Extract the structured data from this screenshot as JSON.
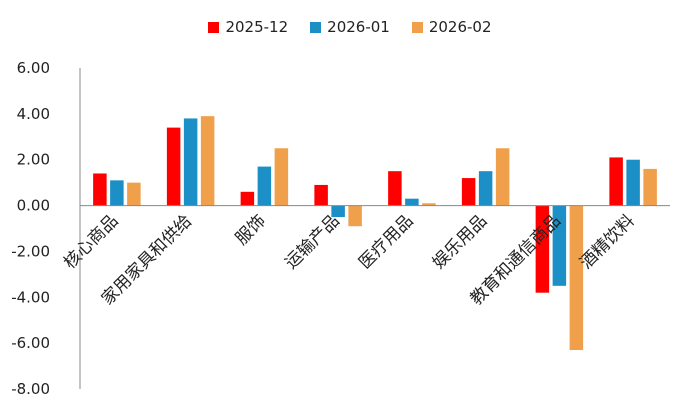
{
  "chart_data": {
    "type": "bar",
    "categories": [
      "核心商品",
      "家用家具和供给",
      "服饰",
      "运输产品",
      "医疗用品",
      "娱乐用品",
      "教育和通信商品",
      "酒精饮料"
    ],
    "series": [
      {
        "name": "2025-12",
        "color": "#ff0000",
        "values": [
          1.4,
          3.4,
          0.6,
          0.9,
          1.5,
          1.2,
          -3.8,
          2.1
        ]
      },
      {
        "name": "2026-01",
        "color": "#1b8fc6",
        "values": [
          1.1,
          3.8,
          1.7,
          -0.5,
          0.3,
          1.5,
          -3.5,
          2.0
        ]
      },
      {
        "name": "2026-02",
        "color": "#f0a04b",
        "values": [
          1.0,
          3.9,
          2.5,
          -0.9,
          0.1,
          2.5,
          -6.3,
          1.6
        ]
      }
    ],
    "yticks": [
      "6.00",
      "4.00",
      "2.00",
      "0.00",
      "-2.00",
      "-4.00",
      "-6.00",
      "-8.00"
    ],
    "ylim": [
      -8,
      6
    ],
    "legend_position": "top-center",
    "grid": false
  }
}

+++

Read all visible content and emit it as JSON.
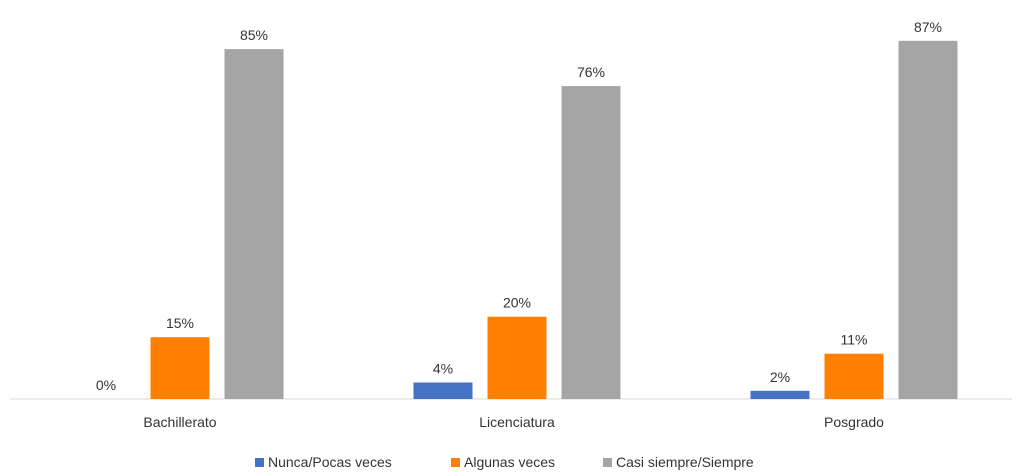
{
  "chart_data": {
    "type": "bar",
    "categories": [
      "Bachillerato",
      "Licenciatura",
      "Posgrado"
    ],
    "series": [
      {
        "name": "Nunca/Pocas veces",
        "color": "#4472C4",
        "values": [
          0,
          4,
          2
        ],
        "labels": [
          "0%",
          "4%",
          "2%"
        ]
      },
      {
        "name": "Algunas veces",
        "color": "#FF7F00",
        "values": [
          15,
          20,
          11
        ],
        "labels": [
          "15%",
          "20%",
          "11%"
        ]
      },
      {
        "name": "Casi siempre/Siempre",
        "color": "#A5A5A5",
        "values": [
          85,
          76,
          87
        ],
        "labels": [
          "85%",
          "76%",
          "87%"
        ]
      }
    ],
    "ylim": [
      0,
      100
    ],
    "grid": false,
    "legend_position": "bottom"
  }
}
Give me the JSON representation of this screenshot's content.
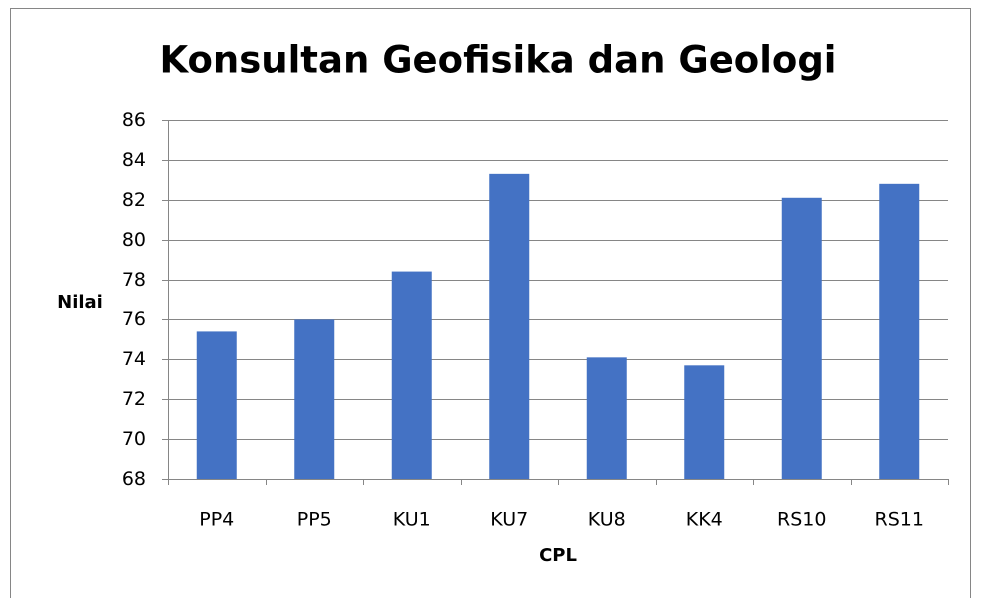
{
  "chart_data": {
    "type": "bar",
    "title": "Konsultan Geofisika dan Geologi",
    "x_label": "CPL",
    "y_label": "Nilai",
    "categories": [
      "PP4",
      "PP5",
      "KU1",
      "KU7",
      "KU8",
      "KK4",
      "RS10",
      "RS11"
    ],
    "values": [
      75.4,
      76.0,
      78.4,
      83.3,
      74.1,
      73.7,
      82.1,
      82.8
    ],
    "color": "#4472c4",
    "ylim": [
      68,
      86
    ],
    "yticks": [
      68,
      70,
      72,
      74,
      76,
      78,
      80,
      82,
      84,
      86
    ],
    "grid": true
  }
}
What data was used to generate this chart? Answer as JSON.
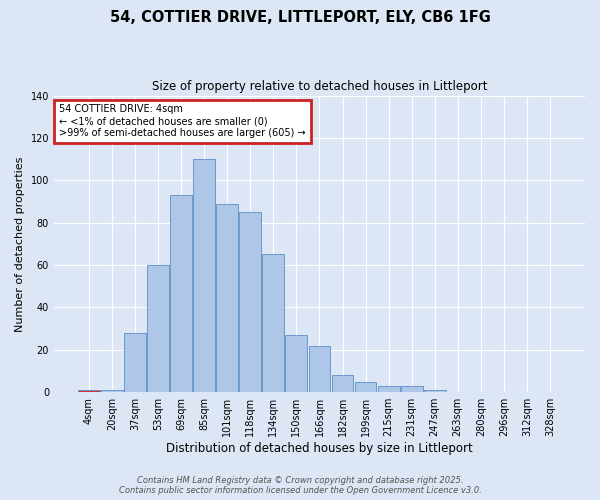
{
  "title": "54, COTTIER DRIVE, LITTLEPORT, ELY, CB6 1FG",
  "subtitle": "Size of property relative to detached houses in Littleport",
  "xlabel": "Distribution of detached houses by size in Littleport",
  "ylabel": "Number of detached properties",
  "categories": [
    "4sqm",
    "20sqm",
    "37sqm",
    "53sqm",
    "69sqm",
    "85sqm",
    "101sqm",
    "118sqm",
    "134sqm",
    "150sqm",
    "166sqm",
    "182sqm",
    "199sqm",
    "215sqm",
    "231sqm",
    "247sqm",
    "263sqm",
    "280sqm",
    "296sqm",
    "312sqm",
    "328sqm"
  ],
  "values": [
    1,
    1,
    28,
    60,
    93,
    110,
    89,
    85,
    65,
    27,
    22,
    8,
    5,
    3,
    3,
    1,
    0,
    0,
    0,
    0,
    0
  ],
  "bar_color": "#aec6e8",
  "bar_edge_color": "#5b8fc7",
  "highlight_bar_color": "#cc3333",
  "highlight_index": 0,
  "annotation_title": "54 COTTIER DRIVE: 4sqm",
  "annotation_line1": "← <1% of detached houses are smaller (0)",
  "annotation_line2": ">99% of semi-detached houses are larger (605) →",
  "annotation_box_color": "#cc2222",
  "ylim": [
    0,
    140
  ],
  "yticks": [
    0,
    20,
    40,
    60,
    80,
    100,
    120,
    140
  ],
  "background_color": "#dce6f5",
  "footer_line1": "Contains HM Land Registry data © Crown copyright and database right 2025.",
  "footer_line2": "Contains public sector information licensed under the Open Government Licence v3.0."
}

+++

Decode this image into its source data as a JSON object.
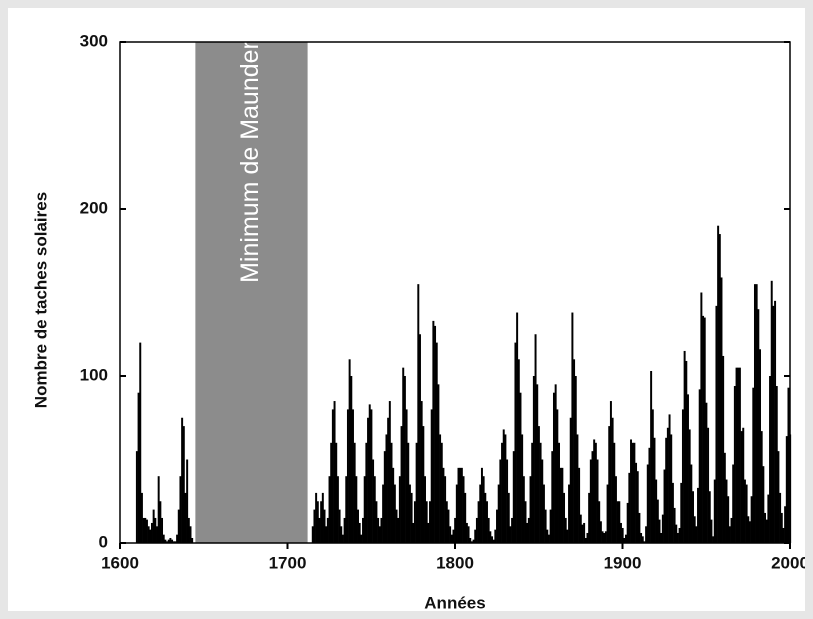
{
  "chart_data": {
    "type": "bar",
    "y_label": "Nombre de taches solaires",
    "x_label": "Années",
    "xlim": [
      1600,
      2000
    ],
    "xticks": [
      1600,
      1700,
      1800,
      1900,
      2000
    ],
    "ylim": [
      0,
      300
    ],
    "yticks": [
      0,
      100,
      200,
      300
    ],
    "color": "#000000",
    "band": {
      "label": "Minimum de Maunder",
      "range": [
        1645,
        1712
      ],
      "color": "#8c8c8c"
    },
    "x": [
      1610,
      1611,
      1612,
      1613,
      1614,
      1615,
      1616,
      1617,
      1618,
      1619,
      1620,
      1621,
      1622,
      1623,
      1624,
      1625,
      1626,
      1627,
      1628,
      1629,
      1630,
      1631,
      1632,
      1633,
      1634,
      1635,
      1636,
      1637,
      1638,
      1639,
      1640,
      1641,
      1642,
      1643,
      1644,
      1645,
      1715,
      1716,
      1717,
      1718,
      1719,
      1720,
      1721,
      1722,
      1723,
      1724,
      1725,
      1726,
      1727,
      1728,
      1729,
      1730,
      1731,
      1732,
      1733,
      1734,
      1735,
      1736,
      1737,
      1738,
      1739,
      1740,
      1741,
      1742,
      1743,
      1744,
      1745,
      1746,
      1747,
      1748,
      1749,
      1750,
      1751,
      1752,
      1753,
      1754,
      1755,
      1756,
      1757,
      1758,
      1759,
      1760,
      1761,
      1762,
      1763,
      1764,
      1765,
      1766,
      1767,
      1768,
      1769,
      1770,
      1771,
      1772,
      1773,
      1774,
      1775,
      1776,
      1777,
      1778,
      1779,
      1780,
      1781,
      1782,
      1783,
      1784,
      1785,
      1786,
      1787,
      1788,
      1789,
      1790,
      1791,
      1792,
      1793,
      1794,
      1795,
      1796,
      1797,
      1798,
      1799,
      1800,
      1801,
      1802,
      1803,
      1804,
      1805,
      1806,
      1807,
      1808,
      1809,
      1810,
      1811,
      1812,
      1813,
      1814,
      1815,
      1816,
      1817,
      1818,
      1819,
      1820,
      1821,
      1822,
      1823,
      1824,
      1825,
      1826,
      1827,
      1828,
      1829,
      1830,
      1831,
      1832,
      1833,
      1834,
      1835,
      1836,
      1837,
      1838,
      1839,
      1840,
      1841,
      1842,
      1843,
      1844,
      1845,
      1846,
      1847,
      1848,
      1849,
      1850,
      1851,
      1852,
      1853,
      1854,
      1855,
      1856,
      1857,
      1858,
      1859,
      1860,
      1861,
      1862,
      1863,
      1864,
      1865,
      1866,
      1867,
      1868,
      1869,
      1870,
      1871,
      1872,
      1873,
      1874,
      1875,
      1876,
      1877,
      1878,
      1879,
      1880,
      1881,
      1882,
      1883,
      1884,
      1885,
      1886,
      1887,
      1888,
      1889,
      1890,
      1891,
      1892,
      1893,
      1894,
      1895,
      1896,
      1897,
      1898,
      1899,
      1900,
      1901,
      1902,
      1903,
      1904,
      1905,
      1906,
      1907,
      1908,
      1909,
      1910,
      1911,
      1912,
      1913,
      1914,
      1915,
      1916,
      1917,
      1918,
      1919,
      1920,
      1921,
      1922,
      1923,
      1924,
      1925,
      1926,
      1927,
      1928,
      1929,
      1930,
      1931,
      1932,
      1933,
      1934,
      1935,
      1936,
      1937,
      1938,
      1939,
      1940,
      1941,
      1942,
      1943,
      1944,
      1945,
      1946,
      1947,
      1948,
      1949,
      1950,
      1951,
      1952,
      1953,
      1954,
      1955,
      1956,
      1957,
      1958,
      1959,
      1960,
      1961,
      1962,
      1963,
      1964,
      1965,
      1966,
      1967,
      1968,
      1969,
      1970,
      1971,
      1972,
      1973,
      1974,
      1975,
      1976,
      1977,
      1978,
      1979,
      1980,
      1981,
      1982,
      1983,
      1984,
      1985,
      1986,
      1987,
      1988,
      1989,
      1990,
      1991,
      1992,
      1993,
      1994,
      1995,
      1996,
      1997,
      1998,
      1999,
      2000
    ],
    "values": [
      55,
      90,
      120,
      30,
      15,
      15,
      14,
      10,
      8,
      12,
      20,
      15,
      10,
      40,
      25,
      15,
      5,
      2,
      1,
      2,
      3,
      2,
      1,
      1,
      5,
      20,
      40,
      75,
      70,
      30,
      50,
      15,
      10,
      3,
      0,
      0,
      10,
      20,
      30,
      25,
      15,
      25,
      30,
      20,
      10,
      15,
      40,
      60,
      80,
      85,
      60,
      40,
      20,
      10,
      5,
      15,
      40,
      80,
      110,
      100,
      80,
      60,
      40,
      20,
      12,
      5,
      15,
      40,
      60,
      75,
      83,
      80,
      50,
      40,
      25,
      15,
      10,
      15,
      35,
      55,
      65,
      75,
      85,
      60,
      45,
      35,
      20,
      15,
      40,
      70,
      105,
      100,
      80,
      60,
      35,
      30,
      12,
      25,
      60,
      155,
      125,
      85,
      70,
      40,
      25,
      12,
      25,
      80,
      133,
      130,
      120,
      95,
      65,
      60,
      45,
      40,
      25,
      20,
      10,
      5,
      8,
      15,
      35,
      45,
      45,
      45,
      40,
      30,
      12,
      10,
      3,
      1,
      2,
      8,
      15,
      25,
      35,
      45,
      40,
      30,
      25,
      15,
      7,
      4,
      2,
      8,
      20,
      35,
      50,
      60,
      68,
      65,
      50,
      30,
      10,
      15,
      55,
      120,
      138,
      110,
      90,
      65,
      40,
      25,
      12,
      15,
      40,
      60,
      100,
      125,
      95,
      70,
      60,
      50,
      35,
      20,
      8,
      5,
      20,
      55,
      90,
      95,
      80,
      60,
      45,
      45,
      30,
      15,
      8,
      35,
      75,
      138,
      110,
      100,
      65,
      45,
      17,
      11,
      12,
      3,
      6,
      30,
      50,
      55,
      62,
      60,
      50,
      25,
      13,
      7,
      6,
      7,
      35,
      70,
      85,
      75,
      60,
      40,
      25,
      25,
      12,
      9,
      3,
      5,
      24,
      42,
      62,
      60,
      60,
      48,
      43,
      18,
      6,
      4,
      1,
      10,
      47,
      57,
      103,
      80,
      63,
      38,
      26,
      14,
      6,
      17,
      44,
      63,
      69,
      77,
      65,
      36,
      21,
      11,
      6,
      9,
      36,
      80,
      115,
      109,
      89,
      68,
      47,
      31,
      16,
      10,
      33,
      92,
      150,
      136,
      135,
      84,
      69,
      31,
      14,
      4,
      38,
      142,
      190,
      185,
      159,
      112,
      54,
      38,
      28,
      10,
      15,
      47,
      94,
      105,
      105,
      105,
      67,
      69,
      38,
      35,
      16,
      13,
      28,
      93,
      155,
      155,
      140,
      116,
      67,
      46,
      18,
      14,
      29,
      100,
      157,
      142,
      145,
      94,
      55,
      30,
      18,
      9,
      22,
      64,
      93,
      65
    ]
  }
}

+++

GOAL>
Across the records above, count the lines holding "Contains" and reply with that number alone.

TASK RESULT>
2